◆ Requirements:
What lines of the data include the string "exact"? Copy them all.

◆ Supplied material:
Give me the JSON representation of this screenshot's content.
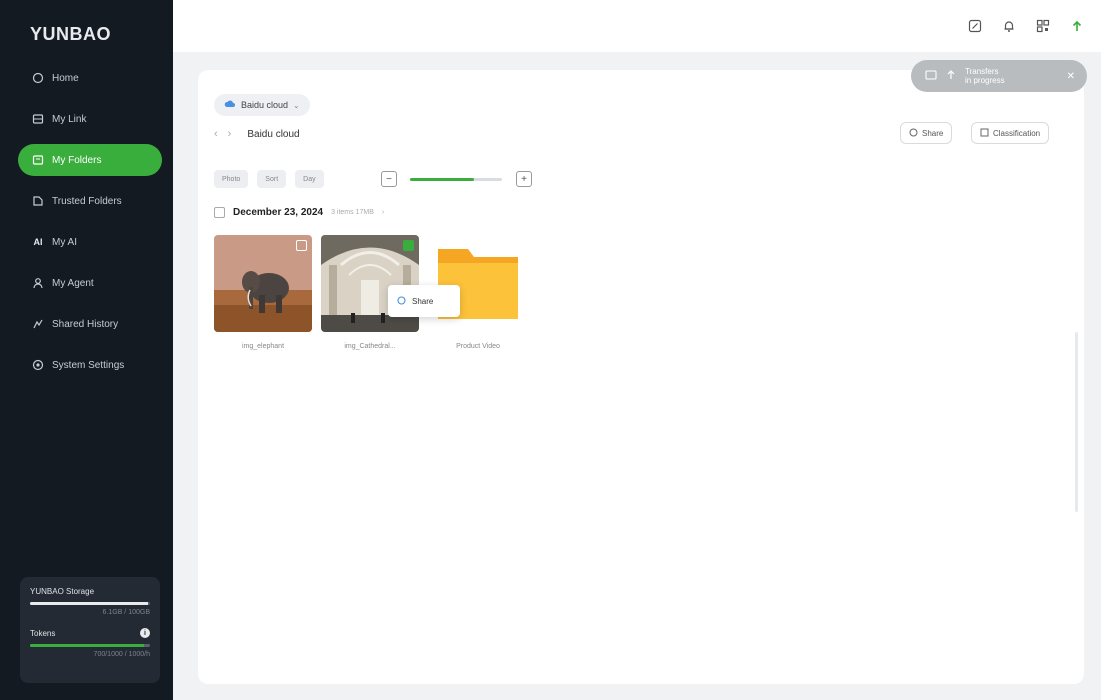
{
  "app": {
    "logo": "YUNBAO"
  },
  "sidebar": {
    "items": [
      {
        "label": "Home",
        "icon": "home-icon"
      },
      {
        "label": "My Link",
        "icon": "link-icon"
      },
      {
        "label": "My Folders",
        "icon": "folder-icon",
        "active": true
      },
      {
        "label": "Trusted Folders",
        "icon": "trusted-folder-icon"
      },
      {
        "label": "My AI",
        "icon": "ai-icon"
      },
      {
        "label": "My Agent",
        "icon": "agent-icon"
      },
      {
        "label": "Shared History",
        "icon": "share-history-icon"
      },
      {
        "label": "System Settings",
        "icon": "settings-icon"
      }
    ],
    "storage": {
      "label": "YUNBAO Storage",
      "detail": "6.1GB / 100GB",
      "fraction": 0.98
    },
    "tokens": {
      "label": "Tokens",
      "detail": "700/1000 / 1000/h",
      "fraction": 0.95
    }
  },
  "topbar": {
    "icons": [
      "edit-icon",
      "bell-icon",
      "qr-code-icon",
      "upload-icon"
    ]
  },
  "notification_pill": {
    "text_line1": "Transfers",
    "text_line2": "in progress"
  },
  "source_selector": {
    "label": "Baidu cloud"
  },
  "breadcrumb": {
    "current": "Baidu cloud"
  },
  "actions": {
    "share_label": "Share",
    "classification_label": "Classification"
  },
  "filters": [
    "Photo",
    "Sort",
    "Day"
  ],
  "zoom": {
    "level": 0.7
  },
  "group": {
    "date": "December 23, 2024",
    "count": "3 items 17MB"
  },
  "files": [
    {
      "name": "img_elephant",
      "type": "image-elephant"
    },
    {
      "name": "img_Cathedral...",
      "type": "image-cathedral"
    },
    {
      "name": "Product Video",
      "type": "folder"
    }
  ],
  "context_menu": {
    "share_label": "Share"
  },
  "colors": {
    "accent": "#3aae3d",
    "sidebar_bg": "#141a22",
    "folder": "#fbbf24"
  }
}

--

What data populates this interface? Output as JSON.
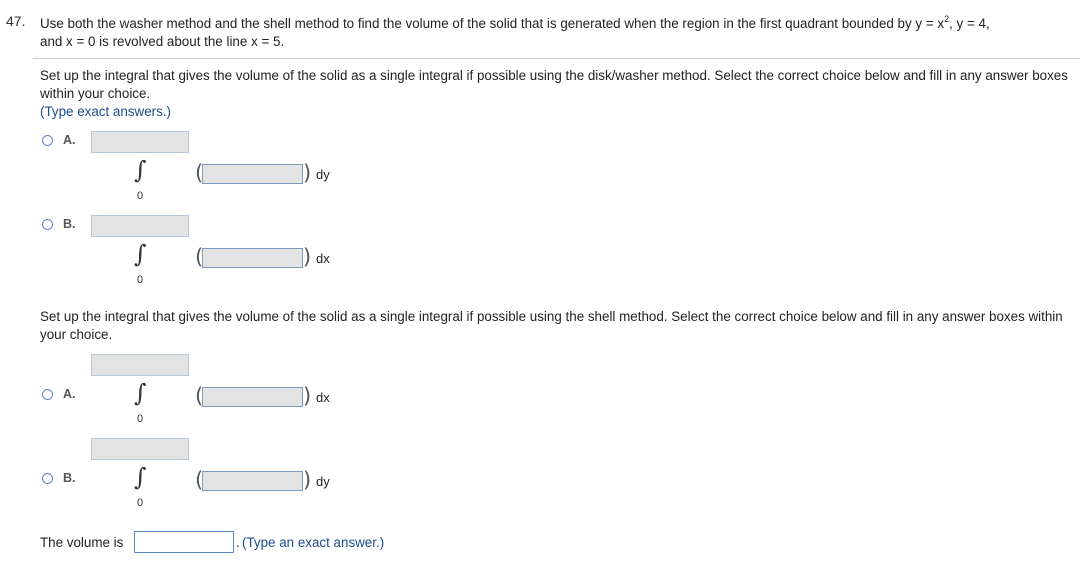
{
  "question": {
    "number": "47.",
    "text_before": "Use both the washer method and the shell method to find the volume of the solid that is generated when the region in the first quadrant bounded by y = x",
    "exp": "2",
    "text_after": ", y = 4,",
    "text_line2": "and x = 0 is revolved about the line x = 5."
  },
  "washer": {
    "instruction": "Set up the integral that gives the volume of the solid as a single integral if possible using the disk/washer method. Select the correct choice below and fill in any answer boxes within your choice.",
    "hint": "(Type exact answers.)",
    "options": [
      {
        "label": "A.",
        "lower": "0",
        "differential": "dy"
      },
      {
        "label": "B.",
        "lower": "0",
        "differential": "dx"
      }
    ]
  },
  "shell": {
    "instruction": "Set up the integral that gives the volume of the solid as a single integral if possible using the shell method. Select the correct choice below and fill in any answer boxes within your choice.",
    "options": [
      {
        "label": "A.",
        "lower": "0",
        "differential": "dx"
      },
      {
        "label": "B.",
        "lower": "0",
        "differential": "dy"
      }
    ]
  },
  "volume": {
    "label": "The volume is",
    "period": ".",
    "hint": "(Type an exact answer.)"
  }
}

◆ Exercise result:
    "hint": "(Type exact answers.)",
    "hint": "(Type an exact answer.)"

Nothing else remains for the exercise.